▶ PROBLEM TO SOLVE: Print verbatim the lines of the entries from the one containing "What data populates" to the last, inclusive, and no others.

Dataset records
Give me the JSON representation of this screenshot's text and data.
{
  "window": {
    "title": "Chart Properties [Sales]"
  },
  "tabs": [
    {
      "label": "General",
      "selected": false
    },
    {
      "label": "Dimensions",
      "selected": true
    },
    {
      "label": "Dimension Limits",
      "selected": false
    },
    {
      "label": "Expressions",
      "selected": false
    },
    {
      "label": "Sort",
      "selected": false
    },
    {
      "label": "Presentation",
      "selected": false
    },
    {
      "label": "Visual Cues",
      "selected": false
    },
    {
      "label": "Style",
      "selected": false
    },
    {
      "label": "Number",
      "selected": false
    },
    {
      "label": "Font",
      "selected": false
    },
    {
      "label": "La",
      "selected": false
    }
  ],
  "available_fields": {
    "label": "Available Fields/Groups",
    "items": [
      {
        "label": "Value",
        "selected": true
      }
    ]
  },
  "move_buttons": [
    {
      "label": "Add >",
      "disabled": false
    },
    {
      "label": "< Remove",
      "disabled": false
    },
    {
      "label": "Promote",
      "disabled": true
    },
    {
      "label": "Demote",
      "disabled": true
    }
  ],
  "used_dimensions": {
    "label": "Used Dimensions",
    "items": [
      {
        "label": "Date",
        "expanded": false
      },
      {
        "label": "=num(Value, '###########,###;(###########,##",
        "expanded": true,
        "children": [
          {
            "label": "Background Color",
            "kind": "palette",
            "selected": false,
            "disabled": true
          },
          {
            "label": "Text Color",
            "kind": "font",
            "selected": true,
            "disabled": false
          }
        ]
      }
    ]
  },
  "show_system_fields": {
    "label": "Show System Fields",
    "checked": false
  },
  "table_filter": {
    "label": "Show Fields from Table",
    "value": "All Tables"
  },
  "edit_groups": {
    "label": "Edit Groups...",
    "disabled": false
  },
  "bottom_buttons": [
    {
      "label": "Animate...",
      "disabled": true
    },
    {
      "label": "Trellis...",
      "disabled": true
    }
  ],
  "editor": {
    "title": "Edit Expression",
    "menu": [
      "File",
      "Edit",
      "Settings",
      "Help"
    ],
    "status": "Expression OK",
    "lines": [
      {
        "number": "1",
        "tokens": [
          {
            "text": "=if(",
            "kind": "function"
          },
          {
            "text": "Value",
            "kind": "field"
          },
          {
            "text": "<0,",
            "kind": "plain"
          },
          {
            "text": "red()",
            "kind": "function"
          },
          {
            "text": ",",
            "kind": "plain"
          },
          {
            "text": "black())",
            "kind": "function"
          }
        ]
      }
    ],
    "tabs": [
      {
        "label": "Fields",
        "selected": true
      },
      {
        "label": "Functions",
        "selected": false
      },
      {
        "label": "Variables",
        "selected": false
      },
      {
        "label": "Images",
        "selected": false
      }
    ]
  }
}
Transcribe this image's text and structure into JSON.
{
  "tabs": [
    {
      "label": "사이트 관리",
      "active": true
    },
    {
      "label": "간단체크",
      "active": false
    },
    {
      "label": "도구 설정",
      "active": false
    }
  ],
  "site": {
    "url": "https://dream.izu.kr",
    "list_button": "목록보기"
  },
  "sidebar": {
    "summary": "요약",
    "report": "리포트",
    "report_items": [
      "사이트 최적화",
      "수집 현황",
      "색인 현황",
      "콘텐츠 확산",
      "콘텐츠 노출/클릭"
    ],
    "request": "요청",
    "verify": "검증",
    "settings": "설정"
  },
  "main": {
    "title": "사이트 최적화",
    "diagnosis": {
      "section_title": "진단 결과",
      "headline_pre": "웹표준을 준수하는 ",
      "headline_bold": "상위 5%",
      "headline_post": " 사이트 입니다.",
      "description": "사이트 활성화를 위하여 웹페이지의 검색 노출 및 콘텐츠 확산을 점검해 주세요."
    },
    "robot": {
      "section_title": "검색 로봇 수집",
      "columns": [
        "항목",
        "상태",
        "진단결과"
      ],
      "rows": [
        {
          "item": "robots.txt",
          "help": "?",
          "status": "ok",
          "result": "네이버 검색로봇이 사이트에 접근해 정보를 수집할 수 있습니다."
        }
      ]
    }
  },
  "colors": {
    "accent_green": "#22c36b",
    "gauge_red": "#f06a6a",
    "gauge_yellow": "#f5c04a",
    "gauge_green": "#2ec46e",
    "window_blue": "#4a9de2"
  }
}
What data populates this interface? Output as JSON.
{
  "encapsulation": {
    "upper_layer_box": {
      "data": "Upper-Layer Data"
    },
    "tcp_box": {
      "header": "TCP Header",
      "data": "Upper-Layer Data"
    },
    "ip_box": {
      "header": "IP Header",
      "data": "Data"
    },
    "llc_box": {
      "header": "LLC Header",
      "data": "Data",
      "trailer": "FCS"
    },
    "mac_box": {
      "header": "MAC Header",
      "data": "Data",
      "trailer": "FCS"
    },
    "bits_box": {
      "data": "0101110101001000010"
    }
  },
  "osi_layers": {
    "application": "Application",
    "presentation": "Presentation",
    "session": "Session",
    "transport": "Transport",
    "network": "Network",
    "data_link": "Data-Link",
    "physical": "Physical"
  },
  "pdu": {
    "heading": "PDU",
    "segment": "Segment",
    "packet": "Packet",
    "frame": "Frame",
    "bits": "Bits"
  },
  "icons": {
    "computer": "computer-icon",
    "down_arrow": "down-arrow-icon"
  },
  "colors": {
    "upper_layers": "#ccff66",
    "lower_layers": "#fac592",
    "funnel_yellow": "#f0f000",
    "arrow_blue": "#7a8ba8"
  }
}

▶ TASK OUTPUT:
What data populates this interface? Output as JSON.
{
  "encapsulation": {
    "upper_layer_box": {
      "data": "Upper-Layer Data"
    },
    "tcp_box": {
      "header": "TCP Header",
      "data": "Upper-Layer Data"
    },
    "ip_box": {
      "header": "IP Header",
      "data": "Data"
    },
    "llc_box": {
      "header": "LLC Header",
      "data": "Data",
      "trailer": "FCS"
    },
    "mac_box": {
      "header": "MAC Header",
      "data": "Data",
      "trailer": "FCS"
    },
    "bits_box": {
      "data": "0101110101001000010"
    }
  },
  "osi_layers": {
    "application": "Application",
    "presentation": "Presentation",
    "session": "Session",
    "transport": "Transport",
    "network": "Network",
    "data_link": "Data-Link",
    "physical": "Physical"
  },
  "pdu": {
    "heading": "PDU",
    "segment": "Segment",
    "packet": "Packet",
    "frame": "Frame",
    "bits": "Bits"
  },
  "icons": {
    "computer": "computer-icon",
    "down_arrow": "down-arrow-icon"
  },
  "colors": {
    "upper_layers": "#ccff66",
    "lower_layers": "#fac592",
    "funnel_yellow": "#f0f000",
    "arrow_blue": "#7a8ba8"
  }
}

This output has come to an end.